[A run of records]
========================================

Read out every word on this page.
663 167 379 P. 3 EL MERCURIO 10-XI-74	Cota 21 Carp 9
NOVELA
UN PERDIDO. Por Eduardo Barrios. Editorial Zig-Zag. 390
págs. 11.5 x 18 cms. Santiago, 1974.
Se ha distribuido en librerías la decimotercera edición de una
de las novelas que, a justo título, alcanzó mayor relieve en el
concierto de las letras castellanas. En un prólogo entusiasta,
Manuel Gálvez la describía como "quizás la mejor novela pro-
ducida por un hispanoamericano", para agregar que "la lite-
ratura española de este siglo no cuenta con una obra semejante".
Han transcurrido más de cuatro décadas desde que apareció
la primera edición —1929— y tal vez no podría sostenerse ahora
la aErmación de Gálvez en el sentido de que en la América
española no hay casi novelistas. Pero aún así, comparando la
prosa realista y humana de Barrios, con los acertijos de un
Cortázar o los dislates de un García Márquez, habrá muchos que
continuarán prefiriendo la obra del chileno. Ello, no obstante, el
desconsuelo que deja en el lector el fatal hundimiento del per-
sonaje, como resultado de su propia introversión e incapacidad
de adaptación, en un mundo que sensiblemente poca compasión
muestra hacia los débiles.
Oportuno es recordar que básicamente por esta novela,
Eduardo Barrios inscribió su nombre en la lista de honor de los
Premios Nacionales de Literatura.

========================================

TO BE DONE: Restate the data above exactly, keeping each word as it stands.

EXERCISE SOLUTION:
Read out every word on this page.
663 167 379 P. 3 EL MERCURIO 10-XI-74	Cota 21 Carp 9
NOVELA
UN PERDIDO. Por Eduardo Barrios. Editorial Zig-Zag. 390
págs. 11.5 x 18 cms. Santiago, 1974.
Se ha distribuido en librerías la decimotercera edición de una
de las novelas que, a justo título, alcanzó mayor relieve en el
concierto de las letras castellanas. En un prólogo entusiasta,
Manuel Gálvez la describía como "quizás la mejor novela pro-
ducida por un hispanoamericano", para agregar que "la lite-
ratura española de este siglo no cuenta con una obra semejante".
Han transcurrido más de cuatro décadas desde que apareció
la primera edición —1929— y tal vez no podría sostenerse ahora
la aErmación de Gálvez en el sentido de que en la América
española no hay casi novelistas. Pero aún así, comparando la
prosa realista y humana de Barrios, con los acertijos de un
Cortázar o los dislates de un García Márquez, habrá muchos que
continuarán prefiriendo la obra del chileno. Ello, no obstante, el
desconsuelo que deja en el lector el fatal hundimiento del per-
sonaje, como resultado de su propia introversión e incapacidad
de adaptación, en un mundo que sensiblemente poca compasión
muestra hacia los débiles.
Oportuno es recordar que básicamente por esta novela,
Eduardo Barrios inscribió su nombre en la lista de honor de los
Premios Nacionales de Literatura.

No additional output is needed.